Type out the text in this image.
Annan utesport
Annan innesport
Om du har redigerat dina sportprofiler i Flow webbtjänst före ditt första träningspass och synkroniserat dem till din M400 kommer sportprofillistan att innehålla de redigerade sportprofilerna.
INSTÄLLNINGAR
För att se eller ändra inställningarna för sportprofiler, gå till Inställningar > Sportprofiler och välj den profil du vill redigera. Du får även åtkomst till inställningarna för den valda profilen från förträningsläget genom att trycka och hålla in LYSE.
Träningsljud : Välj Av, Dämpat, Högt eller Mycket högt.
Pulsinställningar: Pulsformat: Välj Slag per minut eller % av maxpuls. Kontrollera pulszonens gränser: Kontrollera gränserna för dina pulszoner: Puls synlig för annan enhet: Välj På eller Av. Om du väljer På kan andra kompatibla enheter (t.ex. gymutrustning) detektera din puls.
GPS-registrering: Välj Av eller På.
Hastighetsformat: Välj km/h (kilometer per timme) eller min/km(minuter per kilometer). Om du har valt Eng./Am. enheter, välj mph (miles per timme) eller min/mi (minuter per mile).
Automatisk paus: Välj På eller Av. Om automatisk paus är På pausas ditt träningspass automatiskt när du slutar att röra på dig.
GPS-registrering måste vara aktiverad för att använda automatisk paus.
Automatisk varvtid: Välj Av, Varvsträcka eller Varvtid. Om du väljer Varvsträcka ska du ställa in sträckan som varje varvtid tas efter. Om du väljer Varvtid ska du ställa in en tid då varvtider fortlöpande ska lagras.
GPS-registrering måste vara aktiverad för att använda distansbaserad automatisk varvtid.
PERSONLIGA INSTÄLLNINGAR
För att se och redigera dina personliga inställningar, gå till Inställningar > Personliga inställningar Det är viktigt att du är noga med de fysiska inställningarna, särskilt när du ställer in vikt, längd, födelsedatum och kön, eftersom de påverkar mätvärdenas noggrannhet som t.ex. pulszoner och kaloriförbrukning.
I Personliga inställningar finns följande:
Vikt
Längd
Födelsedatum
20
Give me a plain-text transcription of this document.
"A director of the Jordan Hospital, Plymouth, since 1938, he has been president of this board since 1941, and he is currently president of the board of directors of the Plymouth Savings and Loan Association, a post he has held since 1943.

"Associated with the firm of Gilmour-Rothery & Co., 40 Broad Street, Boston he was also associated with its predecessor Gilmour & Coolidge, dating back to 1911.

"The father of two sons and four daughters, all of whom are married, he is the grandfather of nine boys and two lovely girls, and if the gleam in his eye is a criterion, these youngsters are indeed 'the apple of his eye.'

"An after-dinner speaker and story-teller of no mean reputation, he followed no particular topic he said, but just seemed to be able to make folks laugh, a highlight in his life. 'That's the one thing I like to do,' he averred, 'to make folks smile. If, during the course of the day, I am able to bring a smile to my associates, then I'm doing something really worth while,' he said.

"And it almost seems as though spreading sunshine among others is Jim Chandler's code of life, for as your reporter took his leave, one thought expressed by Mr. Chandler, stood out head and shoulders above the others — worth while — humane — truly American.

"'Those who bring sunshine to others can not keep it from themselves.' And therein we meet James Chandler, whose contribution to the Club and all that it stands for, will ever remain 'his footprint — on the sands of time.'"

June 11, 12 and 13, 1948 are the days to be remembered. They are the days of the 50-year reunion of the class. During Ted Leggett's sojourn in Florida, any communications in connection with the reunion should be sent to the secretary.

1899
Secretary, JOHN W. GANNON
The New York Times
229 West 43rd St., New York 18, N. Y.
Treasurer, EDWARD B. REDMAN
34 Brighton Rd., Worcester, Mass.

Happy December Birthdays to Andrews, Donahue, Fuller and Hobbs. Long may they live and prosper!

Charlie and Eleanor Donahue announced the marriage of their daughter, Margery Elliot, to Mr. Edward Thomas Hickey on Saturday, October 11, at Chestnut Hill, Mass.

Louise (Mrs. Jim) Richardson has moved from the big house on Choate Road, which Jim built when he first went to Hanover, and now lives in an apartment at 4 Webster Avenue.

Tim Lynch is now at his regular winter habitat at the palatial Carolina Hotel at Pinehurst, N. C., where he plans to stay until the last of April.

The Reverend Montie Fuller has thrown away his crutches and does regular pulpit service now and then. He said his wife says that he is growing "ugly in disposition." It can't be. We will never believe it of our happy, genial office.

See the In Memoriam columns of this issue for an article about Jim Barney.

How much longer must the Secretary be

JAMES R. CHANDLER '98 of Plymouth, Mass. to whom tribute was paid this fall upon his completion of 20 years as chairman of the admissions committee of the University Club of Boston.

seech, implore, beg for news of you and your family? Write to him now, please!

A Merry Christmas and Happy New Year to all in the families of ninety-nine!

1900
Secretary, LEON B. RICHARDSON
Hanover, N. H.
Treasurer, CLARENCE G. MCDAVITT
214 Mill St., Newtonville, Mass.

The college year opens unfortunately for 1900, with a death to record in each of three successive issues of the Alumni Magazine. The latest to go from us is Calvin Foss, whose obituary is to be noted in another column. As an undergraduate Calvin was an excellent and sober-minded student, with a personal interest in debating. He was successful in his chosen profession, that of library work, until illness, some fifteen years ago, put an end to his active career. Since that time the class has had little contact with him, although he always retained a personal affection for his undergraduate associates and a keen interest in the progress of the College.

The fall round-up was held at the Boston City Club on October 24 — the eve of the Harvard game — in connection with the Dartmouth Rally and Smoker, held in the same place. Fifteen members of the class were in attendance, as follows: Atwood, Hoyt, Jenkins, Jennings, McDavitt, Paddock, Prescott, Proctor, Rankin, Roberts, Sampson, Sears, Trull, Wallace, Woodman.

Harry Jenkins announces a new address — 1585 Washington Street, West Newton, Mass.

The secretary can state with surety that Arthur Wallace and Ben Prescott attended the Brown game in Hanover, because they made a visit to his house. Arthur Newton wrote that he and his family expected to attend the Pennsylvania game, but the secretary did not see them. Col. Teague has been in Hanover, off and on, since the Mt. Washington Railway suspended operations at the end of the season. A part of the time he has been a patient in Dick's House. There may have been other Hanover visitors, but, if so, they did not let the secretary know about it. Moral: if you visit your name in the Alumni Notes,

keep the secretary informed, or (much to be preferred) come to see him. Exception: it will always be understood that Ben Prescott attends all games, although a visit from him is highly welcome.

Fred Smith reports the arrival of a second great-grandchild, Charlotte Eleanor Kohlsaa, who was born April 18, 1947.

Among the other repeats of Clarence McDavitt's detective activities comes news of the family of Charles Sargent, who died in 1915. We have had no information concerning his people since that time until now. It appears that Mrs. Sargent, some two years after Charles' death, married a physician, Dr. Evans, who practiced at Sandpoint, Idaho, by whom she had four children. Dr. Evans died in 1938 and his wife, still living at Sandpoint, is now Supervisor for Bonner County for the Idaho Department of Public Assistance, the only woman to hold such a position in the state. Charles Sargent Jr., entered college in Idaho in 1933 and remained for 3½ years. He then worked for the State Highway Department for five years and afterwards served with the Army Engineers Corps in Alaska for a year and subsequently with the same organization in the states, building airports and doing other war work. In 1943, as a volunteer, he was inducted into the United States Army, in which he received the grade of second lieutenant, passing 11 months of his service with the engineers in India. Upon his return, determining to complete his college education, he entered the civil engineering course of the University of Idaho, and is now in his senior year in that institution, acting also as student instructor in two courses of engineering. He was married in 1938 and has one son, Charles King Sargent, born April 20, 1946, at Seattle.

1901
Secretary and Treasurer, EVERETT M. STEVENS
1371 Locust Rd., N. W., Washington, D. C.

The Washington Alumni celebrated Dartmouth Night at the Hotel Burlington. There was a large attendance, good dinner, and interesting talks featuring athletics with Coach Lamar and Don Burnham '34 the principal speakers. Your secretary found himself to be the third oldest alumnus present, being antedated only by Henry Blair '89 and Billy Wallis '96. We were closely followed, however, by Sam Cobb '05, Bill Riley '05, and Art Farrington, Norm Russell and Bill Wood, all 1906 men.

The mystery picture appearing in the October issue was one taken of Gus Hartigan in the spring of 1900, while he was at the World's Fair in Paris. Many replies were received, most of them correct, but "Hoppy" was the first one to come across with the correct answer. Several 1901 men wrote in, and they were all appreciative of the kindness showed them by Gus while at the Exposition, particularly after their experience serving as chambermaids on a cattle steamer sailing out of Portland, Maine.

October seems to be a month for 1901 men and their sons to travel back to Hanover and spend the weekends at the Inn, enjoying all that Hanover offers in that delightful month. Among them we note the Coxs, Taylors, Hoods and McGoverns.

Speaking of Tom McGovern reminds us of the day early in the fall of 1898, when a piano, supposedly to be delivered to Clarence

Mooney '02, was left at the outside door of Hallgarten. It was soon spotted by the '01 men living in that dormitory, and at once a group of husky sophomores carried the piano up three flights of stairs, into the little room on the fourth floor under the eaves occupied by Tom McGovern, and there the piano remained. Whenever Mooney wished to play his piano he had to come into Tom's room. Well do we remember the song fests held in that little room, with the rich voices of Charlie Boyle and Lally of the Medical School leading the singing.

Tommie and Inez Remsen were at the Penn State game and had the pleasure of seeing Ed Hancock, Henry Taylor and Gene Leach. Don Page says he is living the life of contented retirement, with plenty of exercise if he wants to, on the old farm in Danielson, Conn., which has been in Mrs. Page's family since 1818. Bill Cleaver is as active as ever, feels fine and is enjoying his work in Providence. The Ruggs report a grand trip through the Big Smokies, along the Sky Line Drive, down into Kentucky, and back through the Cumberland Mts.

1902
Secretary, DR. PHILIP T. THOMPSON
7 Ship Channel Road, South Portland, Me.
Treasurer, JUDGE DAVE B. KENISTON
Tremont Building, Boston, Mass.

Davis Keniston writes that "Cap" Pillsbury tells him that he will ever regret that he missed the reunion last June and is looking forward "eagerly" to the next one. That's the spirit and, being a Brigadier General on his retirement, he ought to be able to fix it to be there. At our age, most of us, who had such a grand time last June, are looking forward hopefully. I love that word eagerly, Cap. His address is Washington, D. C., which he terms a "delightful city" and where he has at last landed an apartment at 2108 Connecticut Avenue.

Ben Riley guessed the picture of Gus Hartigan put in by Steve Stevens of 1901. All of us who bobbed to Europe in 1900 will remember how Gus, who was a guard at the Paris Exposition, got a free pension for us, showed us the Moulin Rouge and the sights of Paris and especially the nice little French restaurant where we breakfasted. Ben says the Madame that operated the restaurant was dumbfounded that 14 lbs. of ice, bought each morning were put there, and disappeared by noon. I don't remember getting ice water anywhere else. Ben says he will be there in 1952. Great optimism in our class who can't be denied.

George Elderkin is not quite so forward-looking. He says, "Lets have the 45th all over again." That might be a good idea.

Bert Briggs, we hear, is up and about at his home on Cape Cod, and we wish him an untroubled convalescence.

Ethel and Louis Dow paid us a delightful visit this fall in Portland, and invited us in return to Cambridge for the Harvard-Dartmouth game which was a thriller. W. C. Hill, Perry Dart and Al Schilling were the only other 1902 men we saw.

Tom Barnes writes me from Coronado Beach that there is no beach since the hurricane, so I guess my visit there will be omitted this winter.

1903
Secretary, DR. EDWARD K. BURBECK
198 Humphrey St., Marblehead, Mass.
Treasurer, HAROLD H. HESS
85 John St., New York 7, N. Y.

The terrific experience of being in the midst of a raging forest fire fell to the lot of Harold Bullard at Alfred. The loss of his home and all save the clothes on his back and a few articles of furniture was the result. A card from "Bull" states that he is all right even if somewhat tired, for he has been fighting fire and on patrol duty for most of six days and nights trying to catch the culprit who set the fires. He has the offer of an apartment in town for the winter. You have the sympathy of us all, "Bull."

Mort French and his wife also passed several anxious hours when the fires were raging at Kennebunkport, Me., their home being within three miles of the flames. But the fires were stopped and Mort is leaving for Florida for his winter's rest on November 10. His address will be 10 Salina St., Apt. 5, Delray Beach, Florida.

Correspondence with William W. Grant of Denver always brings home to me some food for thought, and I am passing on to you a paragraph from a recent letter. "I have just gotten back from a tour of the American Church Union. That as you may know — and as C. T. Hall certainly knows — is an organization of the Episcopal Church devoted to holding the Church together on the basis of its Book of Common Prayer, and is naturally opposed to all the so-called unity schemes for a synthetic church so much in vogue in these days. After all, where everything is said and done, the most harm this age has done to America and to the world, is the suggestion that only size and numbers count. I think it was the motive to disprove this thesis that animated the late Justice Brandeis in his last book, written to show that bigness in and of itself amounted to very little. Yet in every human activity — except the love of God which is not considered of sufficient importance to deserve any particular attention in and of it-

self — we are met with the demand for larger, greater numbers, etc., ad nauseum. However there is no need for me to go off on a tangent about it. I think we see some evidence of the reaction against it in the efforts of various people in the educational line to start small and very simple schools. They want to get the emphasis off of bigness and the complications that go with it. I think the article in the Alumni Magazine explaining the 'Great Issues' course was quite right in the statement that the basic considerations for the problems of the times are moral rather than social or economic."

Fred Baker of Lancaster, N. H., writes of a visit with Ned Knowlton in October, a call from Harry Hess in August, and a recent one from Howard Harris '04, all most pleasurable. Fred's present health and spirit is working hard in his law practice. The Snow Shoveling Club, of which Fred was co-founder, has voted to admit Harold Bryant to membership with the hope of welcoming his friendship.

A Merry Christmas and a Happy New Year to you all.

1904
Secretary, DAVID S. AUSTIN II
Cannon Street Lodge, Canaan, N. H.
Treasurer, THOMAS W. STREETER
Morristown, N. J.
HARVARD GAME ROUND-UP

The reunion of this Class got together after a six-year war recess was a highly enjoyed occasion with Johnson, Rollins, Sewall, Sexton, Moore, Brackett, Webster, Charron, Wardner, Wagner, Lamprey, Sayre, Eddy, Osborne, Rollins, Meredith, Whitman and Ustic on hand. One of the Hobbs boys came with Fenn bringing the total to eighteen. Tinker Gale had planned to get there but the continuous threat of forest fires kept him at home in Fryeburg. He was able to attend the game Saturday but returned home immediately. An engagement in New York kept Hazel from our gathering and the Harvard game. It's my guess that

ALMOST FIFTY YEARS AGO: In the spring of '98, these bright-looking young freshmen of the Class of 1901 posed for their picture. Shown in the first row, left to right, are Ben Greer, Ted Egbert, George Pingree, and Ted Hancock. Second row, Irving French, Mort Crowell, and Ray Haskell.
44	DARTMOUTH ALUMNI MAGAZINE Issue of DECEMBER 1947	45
----------------------------------------
Copy from the entries above each line in which the string "Treasurer" can be found.

- Completed task
Treasurer, EDWARD B. REDMAN
Treasurer, CLARENCE G. MCDAVITT
Secretary and Treasurer, EVERETT M. STEVENS
Treasurer, JUDGE DAVE B. KENISTON
Treasurer, HAROLD H. HESS
Treasurer, THOMAS W. STREETER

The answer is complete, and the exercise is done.